## [Task requirements]
Where a line contains the string "regulations", copy that line.

## [Provided material]
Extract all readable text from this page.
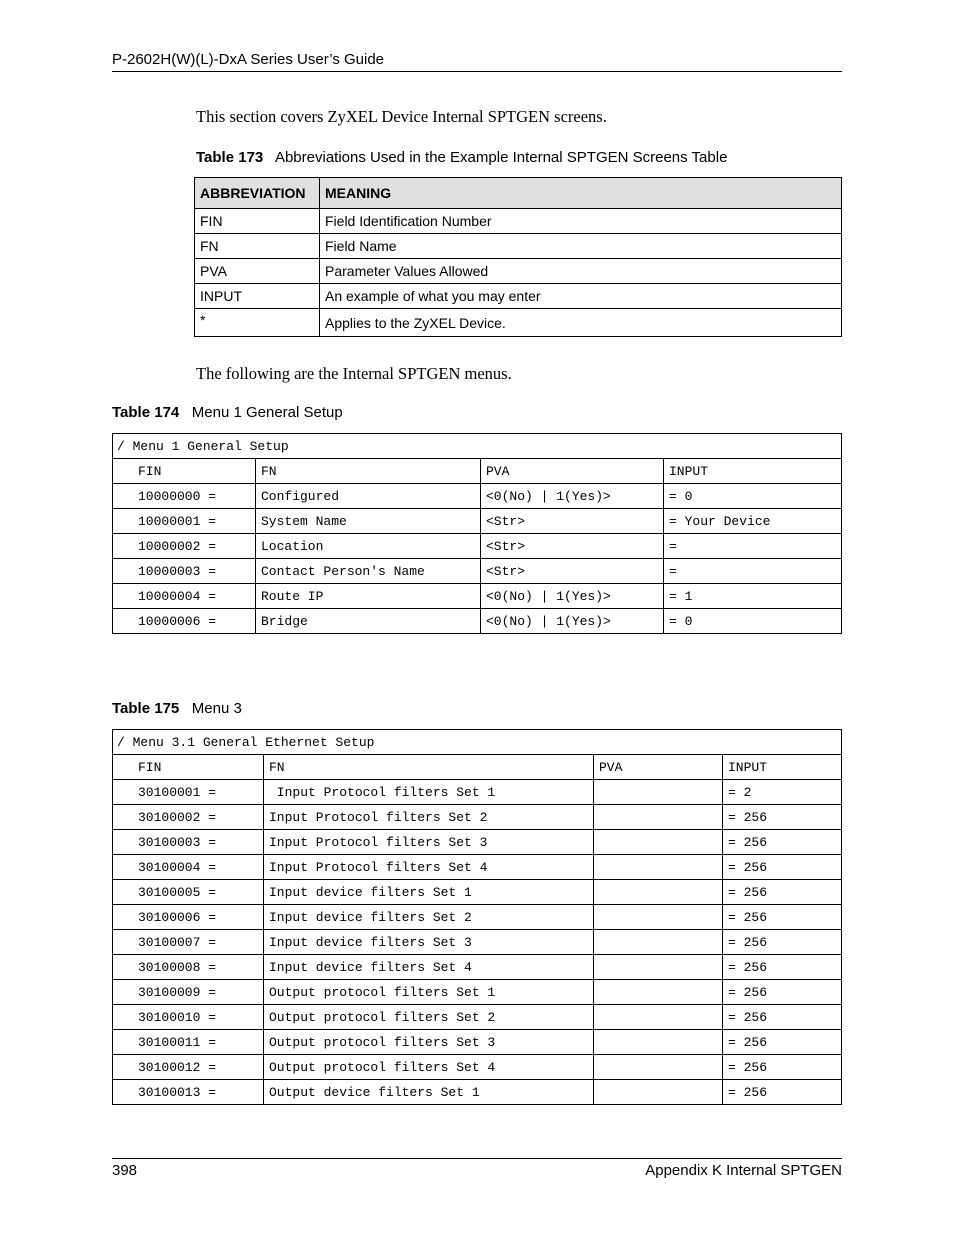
P-2602H(W)(L)-DxA Series User’s Guide
This section covers ZyXEL Device Internal SPTGEN screens.
Table 173 Abbreviations Used in the Example Internal SPTGEN Screens Table
ABBREVIATION	MEANING
FIN	Field Identification Number
FN	Field Name
PVA	Parameter Values Allowed
INPUT	An example of what you may enter
*	Applies to the ZyXEL Device.
The following are the Internal SPTGEN menus.
Table 174 Menu 1 General Setup
/ Menu 1 General Setup			
FIN	FN	PVA	INPUT
10000000 =	Configured	<0(No) | 1(Yes)>	= 0
10000001 =	System Name	<Str>	= Your Device
10000002 =	Location	<Str>	=
10000003 =	Contact Person's Name	<Str>	=
10000004 =	Route IP	<0(No) | 1(Yes)>	= 1
10000006 =	Bridge	<0(No) | 1(Yes)>	= 0
Table 175 Menu 3
/ Menu 3.1 General Ethernet Setup			
FIN	FN	PVA	INPUT
30100001 =	Input Protocol filters Set 1		= 2
30100002 =	Input Protocol filters Set 2		= 256
30100003 =	Input Protocol filters Set 3		= 256
30100004 =	Input Protocol filters Set 4		= 256
30100005 =	Input device filters Set 1		= 256
30100006 =	Input device filters Set 2		= 256
30100007 =	Input device filters Set 3		= 256
30100008 =	Input device filters Set 4		= 256
30100009 =	Output protocol filters Set 1		= 256
30100010 =	Output protocol filters Set 2		= 256
30100011 =	Output protocol filters Set 3		= 256
30100012 =	Output protocol filters Set 4		= 256
30100013 =	Output device filters Set 1		= 256
398	Appendix K Internal SPTGEN
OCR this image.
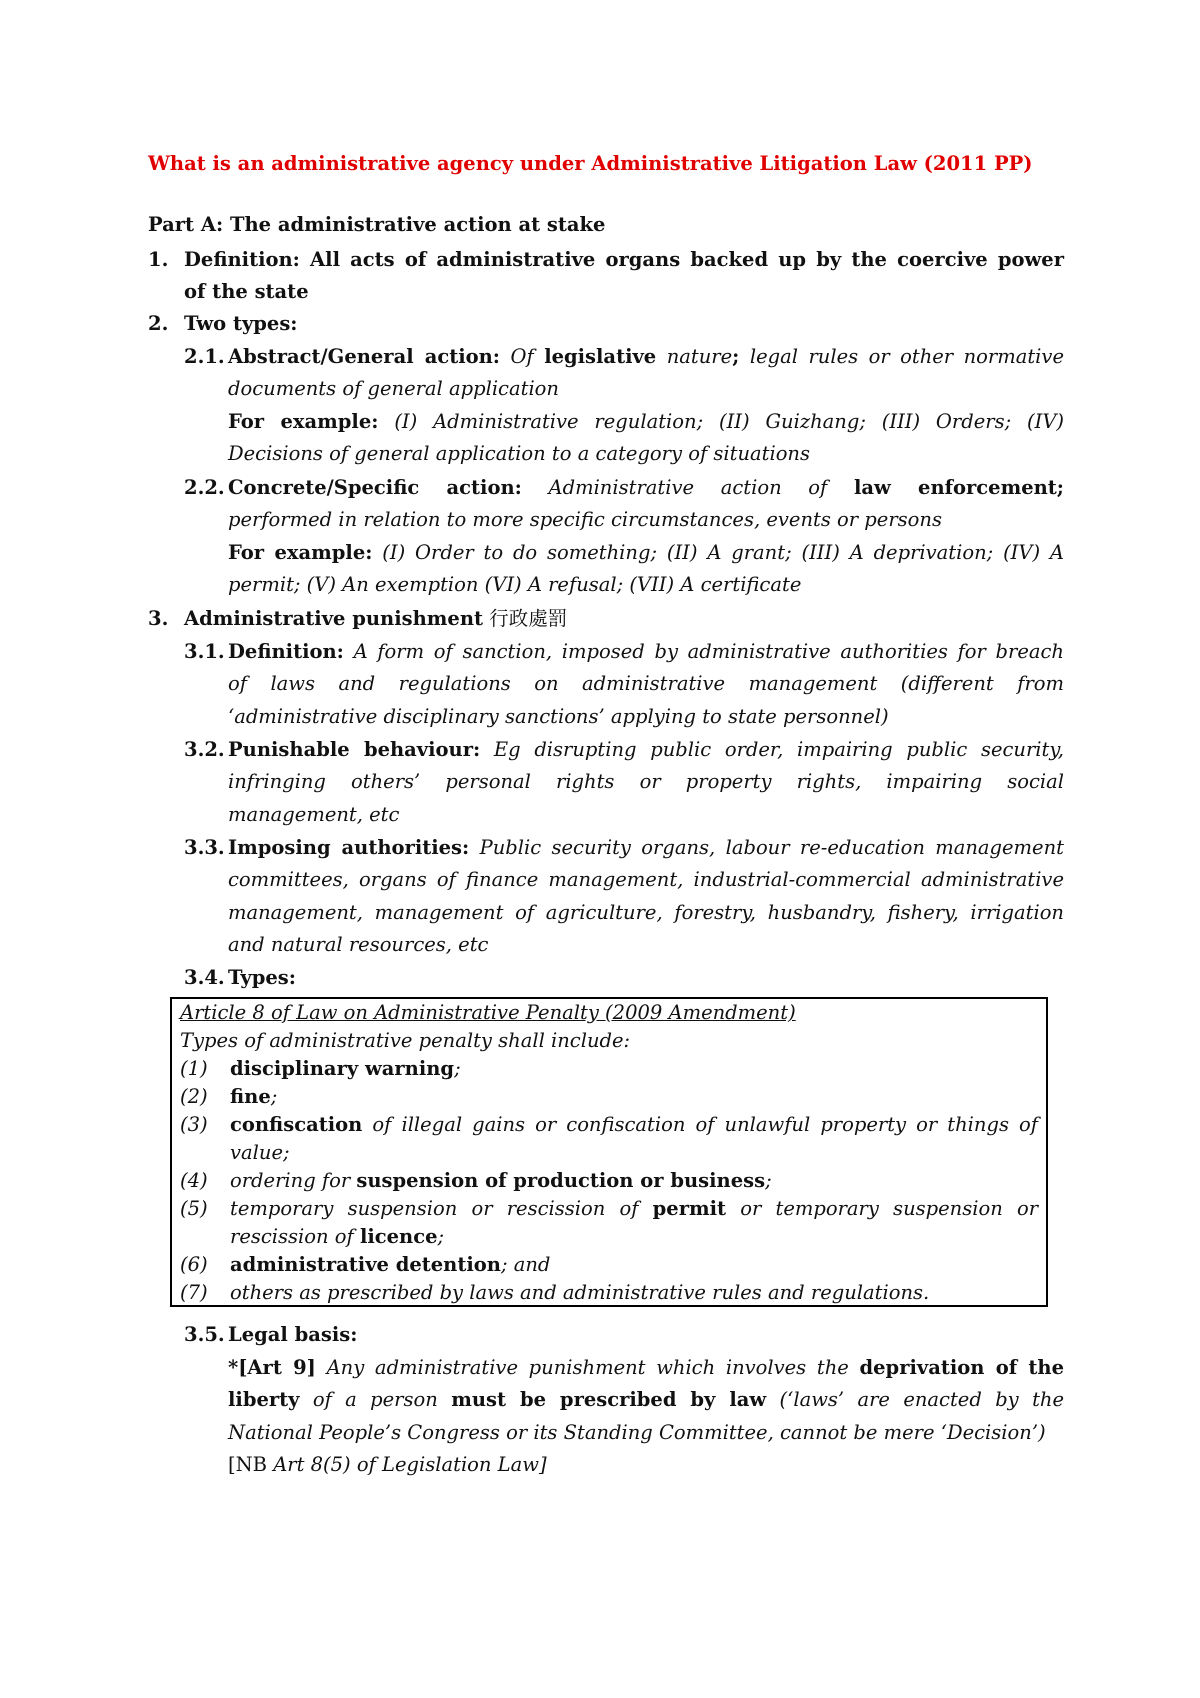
What is an administrative agency under Administrative Litigation Law (2011 PP)
Part A: The administrative action at stake
1. Definition: All acts of administrative organs backed up by the coercive power
of the state
2. Two types:
2.1. Abstract/General action: Of legislative nature; legal rules or other normative
documents of general application
For example: (I) Administrative regulation; (II) Guizhang; (III) Orders; (IV)
Decisions of general application to a category of situations
2.2. Concrete/Specific action: Administrative action of law enforcement;
performed in relation to more specific circumstances, events or persons
For example: (I) Order to do something; (II) A grant; (III) A deprivation; (IV) A
permit; (V) An exemption (VI) A refusal; (VII) A certificate
3. Administrative punishment 行政處罰
3.1. Definition: A form of sanction, imposed by administrative authorities for breach
of laws and regulations on administrative management (different from
‘administrative disciplinary sanctions’ applying to state personnel)
3.2. Punishable behaviour: Eg disrupting public order, impairing public security,
infringing others’ personal rights or property rights, impairing social
management, etc
3.3. Imposing authorities: Public security organs, labour re-education management
committees, organs of finance management, industrial-commercial administrative
management, management of agriculture, forestry, husbandry, fishery, irrigation
and natural resources, etc
3.4. Types:
Article 8 of Law on Administrative Penalty (2009 Amendment)
Types of administrative penalty shall include:
(1) disciplinary warning;
(2) fine;
(3) confiscation of illegal gains or confiscation of unlawful property or things of
value;
(4) ordering for suspension of production or business;
(5) temporary suspension or rescission of permit or temporary suspension or
rescission of licence;
(6) administrative detention; and
(7) others as prescribed by laws and administrative rules and regulations.
3.5. Legal basis:
*[Art 9] Any administrative punishment which involves the deprivation of the
liberty of a person must be prescribed by law (‘laws’ are enacted by the
National People’s Congress or its Standing Committee, cannot be mere ‘Decision’)
[NB Art 8(5) of Legislation Law]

## [Worked solution]
of laws and regulations on administrative management (different from
(7) others as prescribed by laws and administrative rules and regulations.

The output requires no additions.